_Set exercise_
Write out the data below in full. Keep it exact.
--- Excerpted records ---
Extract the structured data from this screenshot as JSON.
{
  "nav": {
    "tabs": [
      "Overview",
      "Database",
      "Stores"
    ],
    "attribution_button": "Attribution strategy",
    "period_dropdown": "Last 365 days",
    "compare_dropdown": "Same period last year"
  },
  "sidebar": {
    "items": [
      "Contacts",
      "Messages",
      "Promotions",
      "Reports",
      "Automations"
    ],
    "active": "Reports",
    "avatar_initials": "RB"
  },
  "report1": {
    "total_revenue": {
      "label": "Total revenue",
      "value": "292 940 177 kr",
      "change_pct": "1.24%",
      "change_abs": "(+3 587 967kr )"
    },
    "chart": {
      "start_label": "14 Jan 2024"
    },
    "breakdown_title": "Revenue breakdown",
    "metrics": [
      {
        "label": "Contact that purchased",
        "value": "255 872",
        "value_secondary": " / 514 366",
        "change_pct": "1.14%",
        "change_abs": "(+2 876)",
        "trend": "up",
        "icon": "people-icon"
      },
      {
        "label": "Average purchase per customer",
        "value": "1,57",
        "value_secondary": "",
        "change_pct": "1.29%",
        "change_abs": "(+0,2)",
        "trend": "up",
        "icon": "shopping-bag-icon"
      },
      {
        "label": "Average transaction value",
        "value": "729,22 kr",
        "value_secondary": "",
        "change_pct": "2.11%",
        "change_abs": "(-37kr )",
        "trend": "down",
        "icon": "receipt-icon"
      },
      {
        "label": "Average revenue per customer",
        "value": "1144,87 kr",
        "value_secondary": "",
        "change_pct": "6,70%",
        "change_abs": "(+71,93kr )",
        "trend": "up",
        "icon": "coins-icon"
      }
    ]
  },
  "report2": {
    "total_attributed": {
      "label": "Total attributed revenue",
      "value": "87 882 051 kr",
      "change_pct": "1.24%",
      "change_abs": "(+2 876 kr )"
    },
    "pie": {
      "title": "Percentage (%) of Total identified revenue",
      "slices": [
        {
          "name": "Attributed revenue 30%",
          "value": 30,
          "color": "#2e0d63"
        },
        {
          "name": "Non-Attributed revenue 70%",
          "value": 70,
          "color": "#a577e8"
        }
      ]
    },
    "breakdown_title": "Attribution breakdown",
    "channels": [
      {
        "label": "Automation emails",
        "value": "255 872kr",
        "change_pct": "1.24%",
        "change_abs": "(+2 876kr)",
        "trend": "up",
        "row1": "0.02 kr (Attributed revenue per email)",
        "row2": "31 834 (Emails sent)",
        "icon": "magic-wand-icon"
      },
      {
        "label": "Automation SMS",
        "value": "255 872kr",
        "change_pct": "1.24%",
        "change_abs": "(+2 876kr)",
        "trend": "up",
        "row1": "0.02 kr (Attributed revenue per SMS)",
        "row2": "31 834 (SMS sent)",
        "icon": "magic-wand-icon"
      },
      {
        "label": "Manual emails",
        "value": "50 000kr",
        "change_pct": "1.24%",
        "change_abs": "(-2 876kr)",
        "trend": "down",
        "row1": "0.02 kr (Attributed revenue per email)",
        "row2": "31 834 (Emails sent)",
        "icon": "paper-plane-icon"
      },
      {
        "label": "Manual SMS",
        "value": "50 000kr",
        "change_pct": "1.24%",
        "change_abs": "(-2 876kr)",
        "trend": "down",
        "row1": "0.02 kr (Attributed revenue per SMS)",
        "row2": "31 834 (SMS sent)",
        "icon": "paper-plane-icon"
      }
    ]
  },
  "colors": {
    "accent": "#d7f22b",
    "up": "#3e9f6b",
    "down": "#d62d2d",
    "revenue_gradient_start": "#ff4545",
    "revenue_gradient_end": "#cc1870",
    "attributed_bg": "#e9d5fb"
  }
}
---
_Written answer_
Extract the structured data from this screenshot as JSON.
{
  "nav": {
    "tabs": [
      "Overview",
      "Database",
      "Stores"
    ],
    "attribution_button": "Attribution strategy",
    "period_dropdown": "Last 365 days",
    "compare_dropdown": "Same period last year"
  },
  "sidebar": {
    "items": [
      "Contacts",
      "Messages",
      "Promotions",
      "Reports",
      "Automations"
    ],
    "active": "Reports",
    "avatar_initials": "RB"
  },
  "report1": {
    "total_revenue": {
      "label": "Total revenue",
      "value": "292 940 177 kr",
      "change_pct": "1.24%",
      "change_abs": "(+3 587 967kr )"
    },
    "chart": {
      "start_label": "14 Jan 2024"
    },
    "breakdown_title": "Revenue breakdown",
    "metrics": [
      {
        "label": "Contact that purchased",
        "value": "255 872",
        "value_secondary": " / 514 366",
        "change_pct": "1.14%",
        "change_abs": "(+2 876)",
        "trend": "up",
        "icon": "people-icon"
      },
      {
        "label": "Average purchase per customer",
        "value": "1,57",
        "value_secondary": "",
        "change_pct": "1.29%",
        "change_abs": "(+0,2)",
        "trend": "up",
        "icon": "shopping-bag-icon"
      },
      {
        "label": "Average transaction value",
        "value": "729,22 kr",
        "value_secondary": "",
        "change_pct": "2.11%",
        "change_abs": "(-37kr )",
        "trend": "down",
        "icon": "receipt-icon"
      },
      {
        "label": "Average revenue per customer",
        "value": "1144,87 kr",
        "value_secondary": "",
        "change_pct": "6,70%",
        "change_abs": "(+71,93kr )",
        "trend": "up",
        "icon": "coins-icon"
      }
    ]
  },
  "report2": {
    "total_attributed": {
      "label": "Total attributed revenue",
      "value": "87 882 051 kr",
      "change_pct": "1.24%",
      "change_abs": "(+2 876 kr )"
    },
    "pie": {
      "title": "Percentage (%) of Total identified revenue",
      "slices": [
        {
          "name": "Attributed revenue 30%",
          "value": 30,
          "color": "#2e0d63"
        },
        {
          "name": "Non-Attributed revenue 70%",
          "value": 70,
          "color": "#a577e8"
        }
      ]
    },
    "breakdown_title": "Attribution breakdown",
    "channels": [
      {
        "label": "Automation emails",
        "value": "255 872kr",
        "change_pct": "1.24%",
        "change_abs": "(+2 876kr)",
        "trend": "up",
        "row1": "0.02 kr (Attributed revenue per email)",
        "row2": "31 834 (Emails sent)",
        "icon": "magic-wand-icon"
      },
      {
        "label": "Automation SMS",
        "value": "255 872kr",
        "change_pct": "1.24%",
        "change_abs": "(+2 876kr)",
        "trend": "up",
        "row1": "0.02 kr (Attributed revenue per SMS)",
        "row2": "31 834 (SMS sent)",
        "icon": "magic-wand-icon"
      },
      {
        "label": "Manual emails",
        "value": "50 000kr",
        "change_pct": "1.24%",
        "change_abs": "(-2 876kr)",
        "trend": "down",
        "row1": "0.02 kr (Attributed revenue per email)",
        "row2": "31 834 (Emails sent)",
        "icon": "paper-plane-icon"
      },
      {
        "label": "Manual SMS",
        "value": "50 000kr",
        "change_pct": "1.24%",
        "change_abs": "(-2 876kr)",
        "trend": "down",
        "row1": "0.02 kr (Attributed revenue per SMS)",
        "row2": "31 834 (SMS sent)",
        "icon": "paper-plane-icon"
      }
    ]
  },
  "colors": {
    "accent": "#d7f22b",
    "up": "#3e9f6b",
    "down": "#d62d2d",
    "revenue_gradient_start": "#ff4545",
    "revenue_gradient_end": "#cc1870",
    "attributed_bg": "#e9d5fb"
  }
}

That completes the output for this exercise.